*GIVEN INSTRUCTION*
Reproduce every line of the listing as written, apart from the pictures.

[Dataset records]
_ _ _
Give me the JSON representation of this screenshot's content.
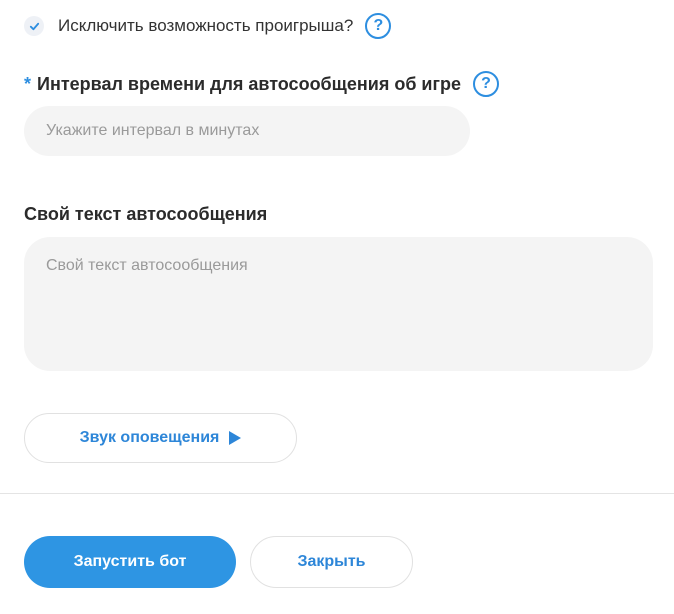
{
  "form": {
    "exclude_loss": {
      "label": "Исключить возможность проигрыша?",
      "checked": true,
      "help_icon": "question-circle-icon",
      "help_glyph": "?"
    },
    "interval": {
      "required_mark": "*",
      "label": "Интервал времени для автосообщения об игре",
      "help_icon": "question-circle-icon",
      "help_glyph": "?",
      "value": "",
      "placeholder": "Укажите интервал в минутах"
    },
    "custom_text": {
      "label": "Свой текст автосообщения",
      "value": "",
      "placeholder": "Свой текст автосообщения"
    },
    "sound": {
      "label": "Звук оповещения",
      "icon": "play-icon"
    }
  },
  "footer": {
    "launch_label": "Запустить бот",
    "close_label": "Закрыть"
  },
  "colors": {
    "accent": "#2e95e3",
    "accent_text": "#2d86d8",
    "field_bg": "#f4f4f4",
    "divider": "#e4e4e4"
  }
}
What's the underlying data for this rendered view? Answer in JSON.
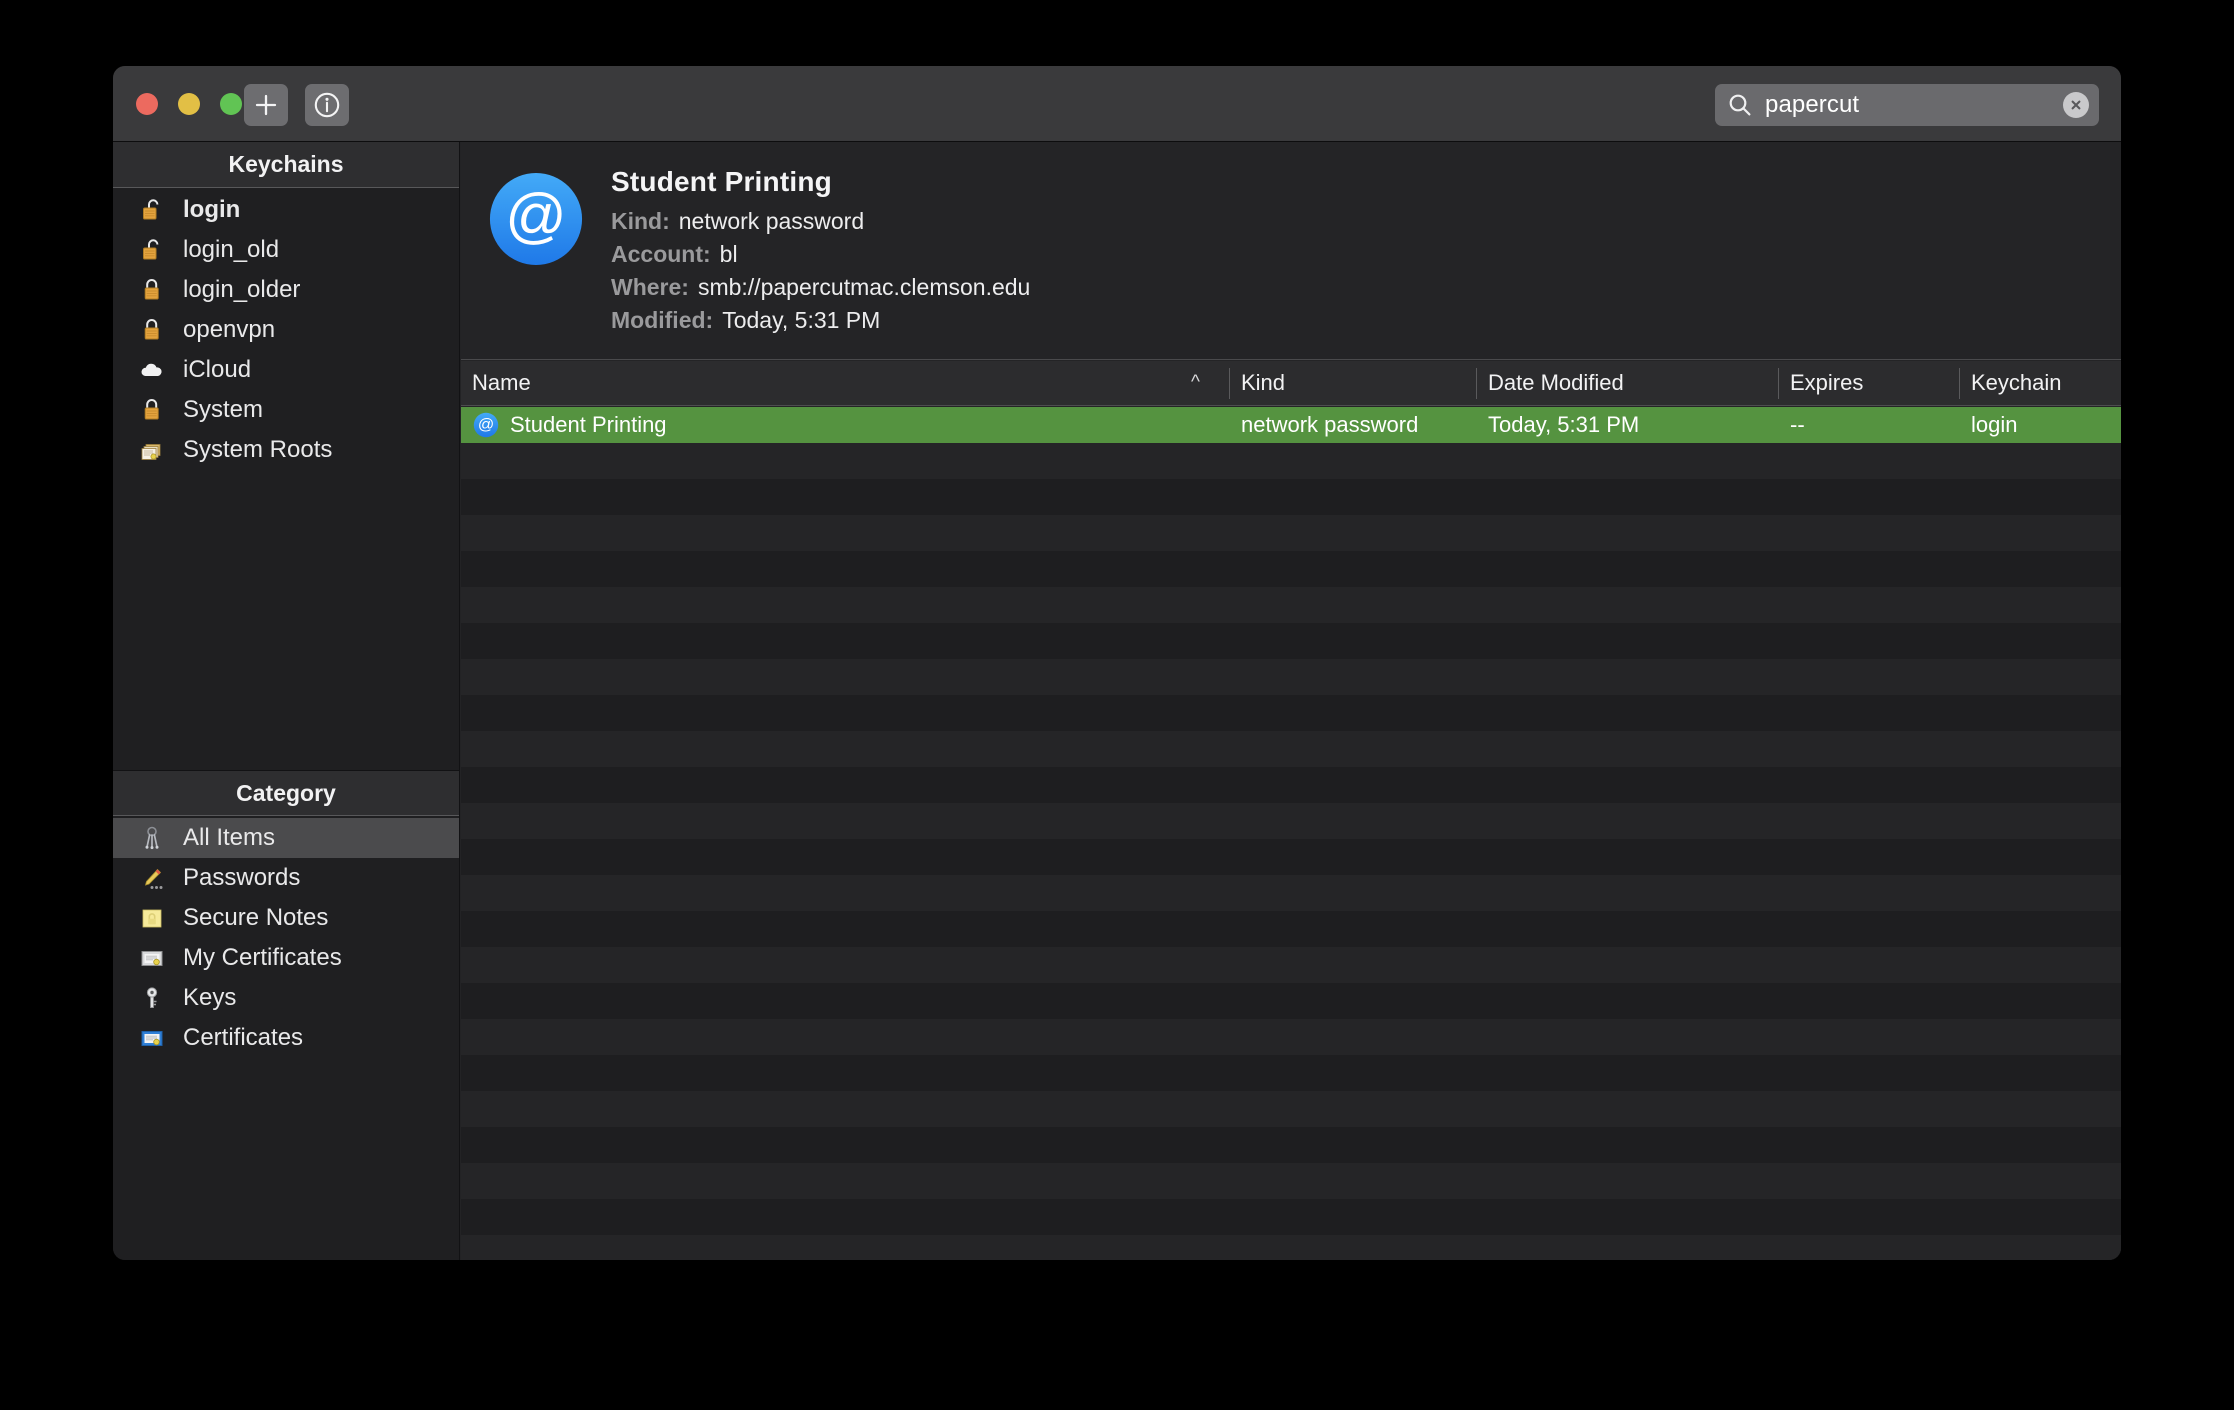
_ _ _
*EXERCISE OUTPUT*
Give me the JSON representation of this screenshot's content.
{
  "form": {
    "exclude_loss": {
      "label": "Исключить возможность проигрыша?",
      "checked": true,
      "help_icon": "question-circle-icon",
      "help_glyph": "?"
    },
    "interval": {
      "required_mark": "*",
      "label": "Интервал времени для автосообщения об игре",
      "help_icon": "question-circle-icon",
      "help_glyph": "?",
      "value": "",
      "placeholder": "Укажите интервал в минутах"
    },
    "custom_text": {
      "label": "Свой текст автосообщения",
      "value": "",
      "placeholder": "Свой текст автосообщения"
    },
    "sound": {
      "label": "Звук оповещения",
      "icon": "play-icon"
    }
  },
  "footer": {
    "launch_label": "Запустить бот",
    "close_label": "Закрыть"
  },
  "colors": {
    "accent": "#2e95e3",
    "accent_text": "#2d86d8",
    "field_bg": "#f4f4f4",
    "divider": "#e4e4e4"
  }
}
What's the underlying data for this rendered view? Answer in JSON.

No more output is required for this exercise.